* [Passage choisi]:

Ces trois piliers forment une alliance puissante. Elle a permis à Trump, à deux reprises, d’accéder à la présidence, et à ne pas s’effondrer politiquement lorsqu’en 2020 il fut battu par Joe Biden. Ils disposent de « passerelles » qui tentent de les coaliser. La principale est la frange dite NatCon (nationaux conservateurs) qui tente de réunir ces trois piliers sous le drapeau du primat de la culture « judéo-chrétienne », dont l’idéologue est l’israélo-étatsunien Yoram Hazony. Chacune des trois tendances est entrée dans l’alliance pour faire progresser sa propre emprise sur la Maison Blanche. Trump doit donc satisfaire un électorat idéologiquement composite, dont le socle est composé de fractions qui partagent des idées et des priorités différentes, voire, parfois, carrément antagoniques. Son talent consiste à leur donner des gages et à éviter que les frictions internes ne dégénèrent. Des trois, les évangéliques sont les plus nombreux ; les néoconservateurs, longtemps affaiblis, connaissent un regain de forme. Les nationalistes protectionnistes forment un groupe un peu moins important, mais qui se perçoit comme la « vraie » incarnation de MAGA. Trump ne peut pas les ignorer s’il veut préserver sa majorité. Surtout, cette mouvance politique est celle qui lui est la plus chère, parce qu’elle est celle dans laquelle il a été politiquement éduqué, et dont la pensée lui est la plus proche.

Le vent de révolte des cercles nationalistes dans MAGA a bondi en mai 2025 lorsque l’éventualité d’une attaque israélienne imminente contre l’Iran est revenue en tête de l’actualité. Les nationalistes s’y opposaient, dénonçant le risque d’une guerre en Iran entrainant les États-Unis dans un bourbier pire que ceux rencontrés en Afghanistan puis en Irak. L’enjeu iranien ravivait aussi l’hostilité de certains cercles MAGA à la relation entretenue par Washington avec Tel-Aviv. Ainsi, le 29 mai, le représentant républicain du Kentucky à la Chambre, Thomas Massie, clamait que « la guerre d’Israël à Gaza est si déséquilibrée qu’il n’y a aucun argument rationnel pour que les contribuables américains paient pour cela »3.

« Plus de guerres stupides et sans fin »

D’autres voix appelaient à la cessation des fournitures gratuites d’armes à Israël, rappelant répétitivement le slogan de campagne de Trump : « Plus de guerres stupides et sans fin. » Ceux-là n’avaient pas de mots trop durs pour Lindsay Graham, le sénateur de Caroline du Sud, porte-parole de la fraction néoconservatrice, qui martelait sur Fox News : « Il faut être à fond pour aider Israël à éliminer la menace nucléaire. S’il faut fournir des bombes, fournissons-les. Et s’il faut voler à leurs côtés, faisons-le ». Mais le matin avant les bombardements, Tal Axelrod, analyste du journal en ligne Axios, citait les propos de certains leaders d’opinion nationalistes pronostiquant un possible « schisme profond  » au sein de MAGA4. Il citait Jack Posobiec, un podcasteur d’extrême droite très influent, assurant qu’« une frappe directe contre l’Iran diviserait de façon désastreuse la coalition Trump »5.

* [Actions demandées]:
**A)** Dans le passage choisi, qui est présenté comme l'idéologue de la frange NatCon ?
**B)** Quelles sont toutes les personnes nommées dans le passage choisi ?
**C)** Réécris sous forme de liste le paragraphe du passage choisi qui commence par « Le vent de révolte des cercles nationalistes », en conservant ses faits principaux.
Les entrées qui suivent ne sont pas nécessaires.

Entrées enregistrées
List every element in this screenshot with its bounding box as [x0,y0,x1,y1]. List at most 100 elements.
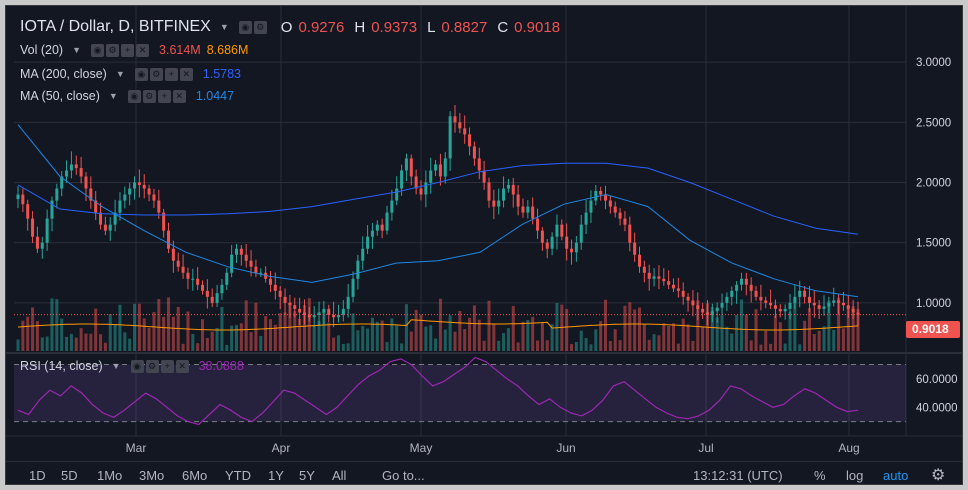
ma200-label[interactable]: MA (200, close) [20,67,107,81]
chevron-down-icon[interactable]: ▼ [72,45,82,55]
volume-bar [633,309,637,351]
range-5d[interactable]: 5D [61,468,78,483]
candle-body [395,188,399,201]
last-price-badge: 0.9018 [906,321,960,338]
auto-toggle[interactable]: auto [883,468,909,483]
vol-label[interactable]: Vol (20) [20,43,64,57]
settings-icon[interactable]: ⚙ [145,359,159,373]
goto-button[interactable]: Go to... [382,468,425,483]
candle-body [205,290,209,297]
range-all[interactable]: All [332,468,347,483]
chevron-down-icon[interactable]: ▼ [115,69,125,79]
candle-body [196,278,200,285]
candle-body [322,308,326,313]
candle-body [691,300,695,306]
settings-icon[interactable]: ⚙ [253,20,267,34]
volume-bar [443,329,447,351]
close-value: 0.9018 [514,18,561,36]
chevron-down-icon[interactable]: ▼ [108,91,118,101]
volume-bar [404,304,408,351]
volume-bar [827,300,831,351]
candle-body [579,224,583,243]
eye-icon[interactable]: ◉ [134,67,148,81]
close-icon[interactable]: ✕ [136,43,150,57]
gear-icon[interactable]: ⚙ [931,467,946,484]
candle-body [65,170,69,177]
close-icon[interactable]: ✕ [179,67,193,81]
candle-body [45,218,49,243]
candle-body [584,212,588,225]
volume-bar [298,318,302,351]
log-toggle[interactable]: log [846,468,864,483]
range-1d[interactable]: 1D [29,468,46,483]
close-icon[interactable]: ✕ [172,89,186,103]
volume-bar [783,343,787,351]
volume-bar [65,336,69,351]
candle-body [764,300,768,303]
candle-body [400,170,404,189]
candle-body [769,302,773,306]
range-6mo[interactable]: 6Mo [182,468,208,483]
volume-bar [458,310,462,351]
range-3mo[interactable]: 3Mo [139,468,165,483]
volume-bar [162,316,166,351]
range-1mo[interactable]: 1Mo [97,468,123,483]
volume-bar [35,321,39,351]
settings-icon[interactable]: ⚙ [142,89,156,103]
chevron-down-icon[interactable]: ▼ [111,361,121,371]
candle-body [773,305,777,309]
candle-body [268,278,272,285]
rsi-label[interactable]: RSI (14, close) [20,359,103,373]
percent-toggle[interactable]: % [814,468,826,483]
volume-ma-line [17,319,859,331]
settings-icon[interactable]: ⚙ [106,43,120,57]
eye-icon[interactable]: ◉ [238,20,252,34]
volume-bar [118,304,122,351]
candle-body [730,290,734,297]
volume-bar [759,344,763,351]
candle-body [341,308,345,315]
volume-bar [356,330,360,351]
eye-icon[interactable]: ◉ [127,89,141,103]
plus-icon[interactable]: + [164,67,178,81]
candle-body [647,272,651,279]
eye-icon[interactable]: ◉ [130,359,144,373]
volume-bar [167,297,171,351]
range-1y[interactable]: 1Y [268,468,284,483]
range-5y[interactable]: 5Y [299,468,315,483]
volume-bar [31,307,35,351]
symbol-title[interactable]: IOTA / Dollar, D, BITFINEX [20,18,211,35]
candle-body [283,296,287,303]
chevron-down-icon[interactable]: ▼ [219,22,229,32]
volume-bar [249,332,253,351]
volume-bar [676,343,680,351]
time-axis-label: Mar [126,441,147,455]
plus-icon[interactable]: + [160,359,174,373]
volume-bar [851,306,855,351]
volume-bar [370,317,374,351]
volume-bar [302,305,306,351]
close-icon[interactable]: ✕ [175,359,189,373]
candle-body [244,254,248,261]
candle-body [720,302,724,308]
candle-body [60,176,64,189]
range-ytd[interactable]: YTD [225,468,251,483]
plus-icon[interactable]: + [121,43,135,57]
plus-icon[interactable]: + [157,89,171,103]
candle-body [152,194,156,201]
ma50-label[interactable]: MA (50, close) [20,89,100,103]
volume-bar [584,338,588,351]
ma200-legend: MA (200, close) ▼ ◉ ⚙ + ✕ 1.5783 [20,67,241,81]
volume-bar [434,338,438,351]
candle-body [550,236,554,249]
volume-bar [16,339,20,351]
candle-body [259,272,263,274]
candle-body [686,296,690,301]
settings-icon[interactable]: ⚙ [149,67,163,81]
volume-bar [477,319,481,351]
volume-bar [94,308,98,351]
eye-icon[interactable]: ◉ [91,43,105,57]
candle-body [725,296,729,303]
candle-body [788,302,792,309]
price-chart[interactable]: Mar Apr May Jun Jul Aug 3.0000 2.5000 2.0000 1.50… [6,6,963,461]
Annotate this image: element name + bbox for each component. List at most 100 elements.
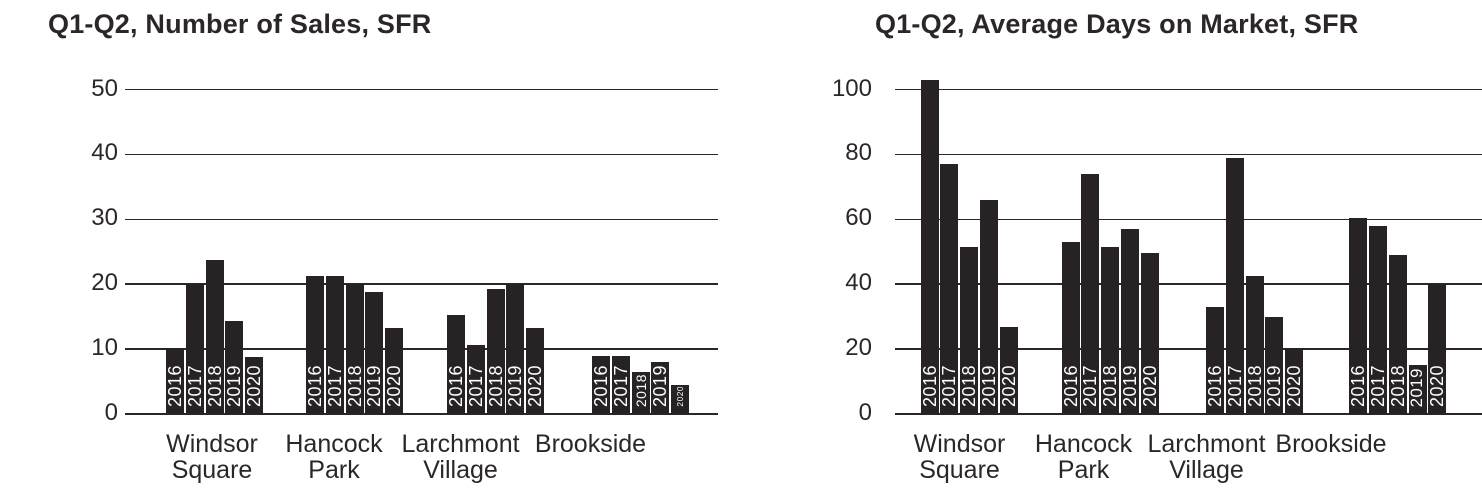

* [Réponses fournies]:
**A)** L'israélo-étatsunien Yoram Hazony.

**B)**
- Trump
- Joe Biden
- Yoram Hazony
- Thomas Massie
- Lindsay Graham
- Tal Axelrod
- Jack Posobiec

**C)**
- En mai 2025, la révolte des cercles nationalistes de MAGA s'intensifie lorsqu'une attaque israélienne imminente contre l'Iran revient en tête de l'actualité.
- Les nationalistes s'y opposent. Ils craignent qu'une guerre en Iran n'entraîne les États-Unis dans un bourbier pire que ceux de l'Afghanistan et de l'Irak.
- L'enjeu iranien ravive l'hostilité de certains cercles MAGA envers la relation entre Washington et Tel-Aviv.
- Le 29 mai, Thomas Massie, représentant républicain du Kentucky à la Chambre, déclare que la guerre d'Israël à Gaza est si déséquilibrée qu'aucun argument rationnel ne justifie que les contribuables américains la financent.